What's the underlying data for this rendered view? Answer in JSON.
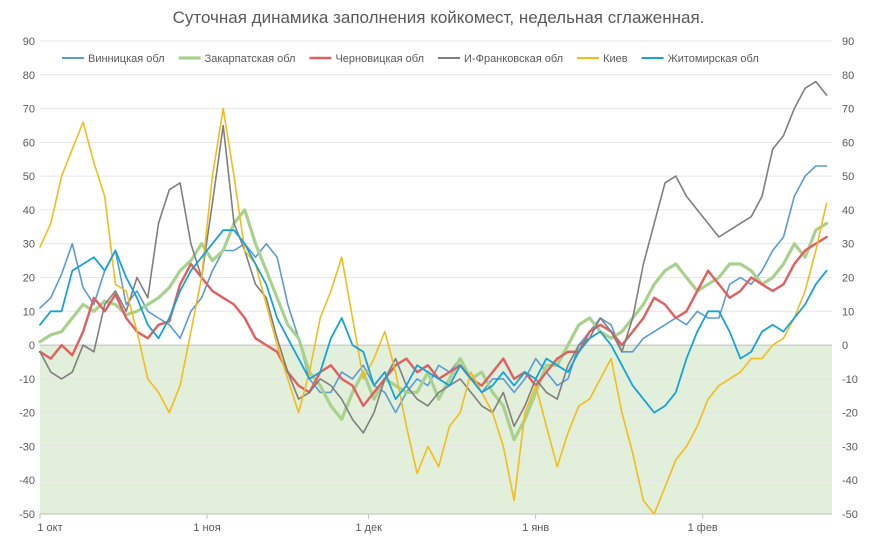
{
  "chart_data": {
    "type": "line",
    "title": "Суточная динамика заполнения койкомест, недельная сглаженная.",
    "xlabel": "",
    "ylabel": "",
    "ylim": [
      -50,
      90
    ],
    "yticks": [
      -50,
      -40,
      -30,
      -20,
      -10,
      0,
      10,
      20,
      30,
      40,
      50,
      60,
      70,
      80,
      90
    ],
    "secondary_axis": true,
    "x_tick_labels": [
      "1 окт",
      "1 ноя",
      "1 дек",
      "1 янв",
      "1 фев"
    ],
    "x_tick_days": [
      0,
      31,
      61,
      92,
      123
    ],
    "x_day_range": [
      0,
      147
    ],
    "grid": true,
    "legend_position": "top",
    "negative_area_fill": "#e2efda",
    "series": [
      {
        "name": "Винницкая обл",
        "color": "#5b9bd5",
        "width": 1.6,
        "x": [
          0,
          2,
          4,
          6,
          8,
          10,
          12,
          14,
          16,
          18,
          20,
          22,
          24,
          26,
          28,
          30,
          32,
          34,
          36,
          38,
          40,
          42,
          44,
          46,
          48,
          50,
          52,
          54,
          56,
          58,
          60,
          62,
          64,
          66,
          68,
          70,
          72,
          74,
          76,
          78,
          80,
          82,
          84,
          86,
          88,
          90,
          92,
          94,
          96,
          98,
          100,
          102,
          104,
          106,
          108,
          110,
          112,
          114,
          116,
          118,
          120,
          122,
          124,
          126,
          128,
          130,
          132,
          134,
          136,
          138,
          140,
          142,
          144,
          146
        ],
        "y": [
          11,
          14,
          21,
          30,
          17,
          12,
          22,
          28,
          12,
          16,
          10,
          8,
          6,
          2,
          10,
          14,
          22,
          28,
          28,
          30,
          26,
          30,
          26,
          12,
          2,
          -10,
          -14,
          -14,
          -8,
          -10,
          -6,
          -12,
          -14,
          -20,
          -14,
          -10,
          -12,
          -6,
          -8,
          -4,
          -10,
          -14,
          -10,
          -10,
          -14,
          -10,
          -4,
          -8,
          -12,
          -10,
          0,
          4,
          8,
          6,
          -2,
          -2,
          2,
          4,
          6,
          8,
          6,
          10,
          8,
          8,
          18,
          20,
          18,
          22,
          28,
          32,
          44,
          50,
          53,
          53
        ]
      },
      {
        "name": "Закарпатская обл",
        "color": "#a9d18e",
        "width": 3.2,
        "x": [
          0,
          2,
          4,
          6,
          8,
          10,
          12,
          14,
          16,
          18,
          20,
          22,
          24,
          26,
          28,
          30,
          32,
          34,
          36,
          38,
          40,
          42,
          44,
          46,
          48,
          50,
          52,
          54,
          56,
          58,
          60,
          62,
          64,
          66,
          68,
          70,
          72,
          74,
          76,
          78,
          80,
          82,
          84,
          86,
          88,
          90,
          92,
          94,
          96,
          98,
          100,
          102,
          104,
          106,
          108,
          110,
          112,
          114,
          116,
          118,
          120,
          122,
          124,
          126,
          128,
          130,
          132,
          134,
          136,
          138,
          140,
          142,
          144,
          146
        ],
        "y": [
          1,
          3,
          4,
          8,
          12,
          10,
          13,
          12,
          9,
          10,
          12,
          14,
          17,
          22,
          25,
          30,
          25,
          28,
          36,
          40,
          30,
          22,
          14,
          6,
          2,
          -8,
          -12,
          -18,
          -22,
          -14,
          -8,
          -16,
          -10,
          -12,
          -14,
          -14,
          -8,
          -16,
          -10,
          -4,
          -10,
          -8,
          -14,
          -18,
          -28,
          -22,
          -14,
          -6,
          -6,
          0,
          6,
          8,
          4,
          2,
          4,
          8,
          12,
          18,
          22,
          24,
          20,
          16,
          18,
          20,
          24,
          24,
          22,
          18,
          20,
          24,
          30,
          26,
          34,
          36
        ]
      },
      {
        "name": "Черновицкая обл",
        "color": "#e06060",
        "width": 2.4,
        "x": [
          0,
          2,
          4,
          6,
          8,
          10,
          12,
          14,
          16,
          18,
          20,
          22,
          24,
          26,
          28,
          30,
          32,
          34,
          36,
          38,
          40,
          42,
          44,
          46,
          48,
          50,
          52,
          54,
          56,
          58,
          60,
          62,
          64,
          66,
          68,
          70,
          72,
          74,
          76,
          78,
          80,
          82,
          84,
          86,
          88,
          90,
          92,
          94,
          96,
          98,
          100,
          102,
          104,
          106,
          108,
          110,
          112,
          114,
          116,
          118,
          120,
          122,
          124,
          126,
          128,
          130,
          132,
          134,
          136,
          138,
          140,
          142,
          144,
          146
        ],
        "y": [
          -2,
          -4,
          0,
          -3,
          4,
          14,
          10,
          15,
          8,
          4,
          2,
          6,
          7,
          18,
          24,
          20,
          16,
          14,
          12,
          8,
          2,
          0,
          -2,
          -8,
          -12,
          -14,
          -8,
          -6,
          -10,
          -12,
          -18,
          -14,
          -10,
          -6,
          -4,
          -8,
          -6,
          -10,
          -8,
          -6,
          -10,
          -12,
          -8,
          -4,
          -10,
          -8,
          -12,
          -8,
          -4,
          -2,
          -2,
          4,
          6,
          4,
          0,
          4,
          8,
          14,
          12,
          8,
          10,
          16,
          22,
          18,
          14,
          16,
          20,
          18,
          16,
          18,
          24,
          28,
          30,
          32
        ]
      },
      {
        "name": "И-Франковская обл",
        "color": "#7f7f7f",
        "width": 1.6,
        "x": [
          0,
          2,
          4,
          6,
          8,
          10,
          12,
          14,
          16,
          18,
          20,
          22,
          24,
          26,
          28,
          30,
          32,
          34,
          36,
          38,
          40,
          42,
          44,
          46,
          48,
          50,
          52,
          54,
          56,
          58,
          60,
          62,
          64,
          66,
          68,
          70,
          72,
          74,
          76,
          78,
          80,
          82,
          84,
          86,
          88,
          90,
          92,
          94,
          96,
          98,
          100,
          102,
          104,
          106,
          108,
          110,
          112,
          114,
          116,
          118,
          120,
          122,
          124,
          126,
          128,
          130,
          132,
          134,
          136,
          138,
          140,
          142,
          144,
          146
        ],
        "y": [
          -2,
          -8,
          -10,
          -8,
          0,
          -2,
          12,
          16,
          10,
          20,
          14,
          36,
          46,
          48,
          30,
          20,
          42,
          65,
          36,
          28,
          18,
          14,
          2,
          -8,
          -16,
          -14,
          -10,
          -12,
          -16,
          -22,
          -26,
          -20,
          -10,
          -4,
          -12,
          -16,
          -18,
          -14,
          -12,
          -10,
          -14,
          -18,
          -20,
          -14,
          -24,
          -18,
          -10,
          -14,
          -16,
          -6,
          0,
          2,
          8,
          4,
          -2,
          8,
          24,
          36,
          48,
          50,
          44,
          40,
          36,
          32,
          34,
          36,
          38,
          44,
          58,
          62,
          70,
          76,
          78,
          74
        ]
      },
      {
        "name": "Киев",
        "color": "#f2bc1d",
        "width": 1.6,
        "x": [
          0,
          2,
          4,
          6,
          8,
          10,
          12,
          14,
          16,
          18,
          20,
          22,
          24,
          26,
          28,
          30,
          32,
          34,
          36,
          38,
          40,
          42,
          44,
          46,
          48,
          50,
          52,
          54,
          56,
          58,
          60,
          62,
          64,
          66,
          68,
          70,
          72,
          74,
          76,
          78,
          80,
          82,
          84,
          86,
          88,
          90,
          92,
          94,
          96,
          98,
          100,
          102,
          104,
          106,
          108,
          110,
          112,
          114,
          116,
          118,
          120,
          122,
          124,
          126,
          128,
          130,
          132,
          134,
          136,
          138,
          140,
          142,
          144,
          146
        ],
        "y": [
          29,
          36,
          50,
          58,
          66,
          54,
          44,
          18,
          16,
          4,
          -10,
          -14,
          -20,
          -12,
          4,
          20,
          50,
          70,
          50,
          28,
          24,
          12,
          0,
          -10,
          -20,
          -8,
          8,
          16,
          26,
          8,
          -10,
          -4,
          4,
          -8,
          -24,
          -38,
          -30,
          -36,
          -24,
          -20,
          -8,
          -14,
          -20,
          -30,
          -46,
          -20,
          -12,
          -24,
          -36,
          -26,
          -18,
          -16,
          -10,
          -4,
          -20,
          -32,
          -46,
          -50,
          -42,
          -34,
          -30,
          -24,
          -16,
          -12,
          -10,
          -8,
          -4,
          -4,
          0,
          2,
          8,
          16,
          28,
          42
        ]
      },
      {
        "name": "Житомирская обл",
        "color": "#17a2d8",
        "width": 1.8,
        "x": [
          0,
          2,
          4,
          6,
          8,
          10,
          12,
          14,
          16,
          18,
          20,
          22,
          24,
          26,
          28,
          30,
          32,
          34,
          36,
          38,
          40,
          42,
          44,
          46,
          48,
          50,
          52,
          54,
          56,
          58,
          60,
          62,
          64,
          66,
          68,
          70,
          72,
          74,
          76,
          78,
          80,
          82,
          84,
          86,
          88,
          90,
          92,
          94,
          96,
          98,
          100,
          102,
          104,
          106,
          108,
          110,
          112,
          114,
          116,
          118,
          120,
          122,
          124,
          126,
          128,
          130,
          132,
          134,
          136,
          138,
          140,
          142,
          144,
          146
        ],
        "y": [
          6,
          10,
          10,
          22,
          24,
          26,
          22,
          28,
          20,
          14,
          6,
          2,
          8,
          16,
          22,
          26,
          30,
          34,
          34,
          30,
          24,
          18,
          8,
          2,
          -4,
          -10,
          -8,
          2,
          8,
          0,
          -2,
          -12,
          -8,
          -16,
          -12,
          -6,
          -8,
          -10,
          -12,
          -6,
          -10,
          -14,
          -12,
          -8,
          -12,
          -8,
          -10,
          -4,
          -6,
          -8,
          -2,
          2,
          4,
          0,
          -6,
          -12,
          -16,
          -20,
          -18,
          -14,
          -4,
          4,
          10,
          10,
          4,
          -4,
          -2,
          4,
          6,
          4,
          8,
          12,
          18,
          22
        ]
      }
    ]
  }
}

· · · · · · ·

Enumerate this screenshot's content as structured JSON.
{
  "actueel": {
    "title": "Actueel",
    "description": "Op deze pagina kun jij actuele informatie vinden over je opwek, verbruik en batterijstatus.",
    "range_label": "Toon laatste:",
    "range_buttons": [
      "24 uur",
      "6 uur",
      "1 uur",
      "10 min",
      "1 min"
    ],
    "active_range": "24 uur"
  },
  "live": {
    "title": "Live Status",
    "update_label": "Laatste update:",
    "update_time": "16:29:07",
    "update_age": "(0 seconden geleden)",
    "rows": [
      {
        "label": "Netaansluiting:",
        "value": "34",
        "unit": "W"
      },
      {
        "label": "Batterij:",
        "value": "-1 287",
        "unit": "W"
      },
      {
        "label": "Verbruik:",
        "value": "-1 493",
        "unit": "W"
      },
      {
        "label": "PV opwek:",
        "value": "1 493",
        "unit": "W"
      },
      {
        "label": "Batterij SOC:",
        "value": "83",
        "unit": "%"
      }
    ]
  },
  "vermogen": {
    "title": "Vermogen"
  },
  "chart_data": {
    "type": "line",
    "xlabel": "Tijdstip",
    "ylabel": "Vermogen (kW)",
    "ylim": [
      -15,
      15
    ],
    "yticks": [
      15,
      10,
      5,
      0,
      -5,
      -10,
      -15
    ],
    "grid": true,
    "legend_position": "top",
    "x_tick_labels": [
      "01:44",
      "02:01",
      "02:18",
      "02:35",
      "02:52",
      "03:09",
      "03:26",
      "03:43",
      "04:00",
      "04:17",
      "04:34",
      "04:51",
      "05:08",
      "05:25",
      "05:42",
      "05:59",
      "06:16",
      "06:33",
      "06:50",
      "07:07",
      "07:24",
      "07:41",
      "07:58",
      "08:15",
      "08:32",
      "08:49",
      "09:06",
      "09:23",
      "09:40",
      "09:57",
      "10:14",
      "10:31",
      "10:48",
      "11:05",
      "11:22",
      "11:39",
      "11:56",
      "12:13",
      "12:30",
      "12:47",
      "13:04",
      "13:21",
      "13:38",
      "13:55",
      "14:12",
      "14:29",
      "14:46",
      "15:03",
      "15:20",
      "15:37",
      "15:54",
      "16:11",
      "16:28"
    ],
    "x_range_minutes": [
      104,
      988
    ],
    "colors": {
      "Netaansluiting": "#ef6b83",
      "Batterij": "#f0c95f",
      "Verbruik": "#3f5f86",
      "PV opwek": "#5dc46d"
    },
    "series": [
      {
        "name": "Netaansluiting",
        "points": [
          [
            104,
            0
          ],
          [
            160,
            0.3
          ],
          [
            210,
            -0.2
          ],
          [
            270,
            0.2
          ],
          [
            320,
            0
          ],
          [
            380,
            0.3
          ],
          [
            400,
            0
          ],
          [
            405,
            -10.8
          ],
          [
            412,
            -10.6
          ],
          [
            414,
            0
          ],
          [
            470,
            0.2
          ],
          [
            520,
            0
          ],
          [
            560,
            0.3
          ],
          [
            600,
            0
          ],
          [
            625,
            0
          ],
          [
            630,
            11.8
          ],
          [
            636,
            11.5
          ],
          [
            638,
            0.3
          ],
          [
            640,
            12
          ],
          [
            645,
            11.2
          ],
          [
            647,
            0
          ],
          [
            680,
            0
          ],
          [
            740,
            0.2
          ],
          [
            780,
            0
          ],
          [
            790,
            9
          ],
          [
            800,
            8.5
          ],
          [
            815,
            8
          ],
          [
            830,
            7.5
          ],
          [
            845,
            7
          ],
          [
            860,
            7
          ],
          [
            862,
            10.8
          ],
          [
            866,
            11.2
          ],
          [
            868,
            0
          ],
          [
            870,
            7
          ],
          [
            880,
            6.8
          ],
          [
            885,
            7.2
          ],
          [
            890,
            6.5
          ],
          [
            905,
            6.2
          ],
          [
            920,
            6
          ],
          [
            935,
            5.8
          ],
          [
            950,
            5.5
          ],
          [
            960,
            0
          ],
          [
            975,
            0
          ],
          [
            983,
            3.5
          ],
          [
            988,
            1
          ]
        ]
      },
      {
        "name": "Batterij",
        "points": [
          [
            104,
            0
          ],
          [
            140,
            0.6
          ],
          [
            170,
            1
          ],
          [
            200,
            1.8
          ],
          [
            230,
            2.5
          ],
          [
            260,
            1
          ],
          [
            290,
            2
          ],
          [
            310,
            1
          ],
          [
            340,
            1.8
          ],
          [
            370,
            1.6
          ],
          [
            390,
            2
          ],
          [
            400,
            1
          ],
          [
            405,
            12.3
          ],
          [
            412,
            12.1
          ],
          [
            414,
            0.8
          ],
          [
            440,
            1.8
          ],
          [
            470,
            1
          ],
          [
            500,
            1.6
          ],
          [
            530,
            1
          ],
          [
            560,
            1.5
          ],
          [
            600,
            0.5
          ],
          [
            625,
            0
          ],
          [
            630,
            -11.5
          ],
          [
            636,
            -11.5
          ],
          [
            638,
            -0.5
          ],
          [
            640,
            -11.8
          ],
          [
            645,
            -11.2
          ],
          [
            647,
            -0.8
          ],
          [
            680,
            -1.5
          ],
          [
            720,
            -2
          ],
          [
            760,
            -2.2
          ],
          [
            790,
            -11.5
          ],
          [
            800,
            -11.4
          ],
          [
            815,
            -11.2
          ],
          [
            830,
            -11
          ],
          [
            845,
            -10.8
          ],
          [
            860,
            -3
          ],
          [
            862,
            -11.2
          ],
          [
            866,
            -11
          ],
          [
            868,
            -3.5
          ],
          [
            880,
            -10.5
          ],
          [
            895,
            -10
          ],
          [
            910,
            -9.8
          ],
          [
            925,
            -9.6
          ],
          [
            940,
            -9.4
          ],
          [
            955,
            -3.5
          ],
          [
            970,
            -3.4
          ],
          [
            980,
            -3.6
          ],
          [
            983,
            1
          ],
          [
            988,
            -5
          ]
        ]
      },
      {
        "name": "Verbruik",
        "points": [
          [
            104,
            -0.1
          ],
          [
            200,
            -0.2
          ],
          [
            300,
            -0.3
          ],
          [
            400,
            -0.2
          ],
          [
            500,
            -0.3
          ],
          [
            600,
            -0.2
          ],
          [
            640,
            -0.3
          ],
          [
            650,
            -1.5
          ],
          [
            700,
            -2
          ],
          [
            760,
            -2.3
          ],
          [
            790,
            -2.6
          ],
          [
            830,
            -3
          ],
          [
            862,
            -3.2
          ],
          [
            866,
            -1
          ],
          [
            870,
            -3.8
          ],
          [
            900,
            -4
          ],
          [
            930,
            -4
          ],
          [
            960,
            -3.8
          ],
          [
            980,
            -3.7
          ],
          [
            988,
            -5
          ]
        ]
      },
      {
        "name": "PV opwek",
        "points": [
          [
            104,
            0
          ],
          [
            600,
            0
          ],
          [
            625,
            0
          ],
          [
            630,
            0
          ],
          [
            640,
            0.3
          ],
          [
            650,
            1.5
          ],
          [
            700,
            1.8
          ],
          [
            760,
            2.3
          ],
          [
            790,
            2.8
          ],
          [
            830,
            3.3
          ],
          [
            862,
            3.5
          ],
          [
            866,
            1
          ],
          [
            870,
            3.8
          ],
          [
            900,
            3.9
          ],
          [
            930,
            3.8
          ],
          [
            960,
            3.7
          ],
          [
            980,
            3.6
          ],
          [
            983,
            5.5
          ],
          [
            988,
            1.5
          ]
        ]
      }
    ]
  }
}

· · · · · · ·

In the records above, locate each line with the word "value". Copy all such lines.

        "value": "34",
        "value": "-1 287",
        "value": "-1 493",
        "value": "1 493",
        "value": "83",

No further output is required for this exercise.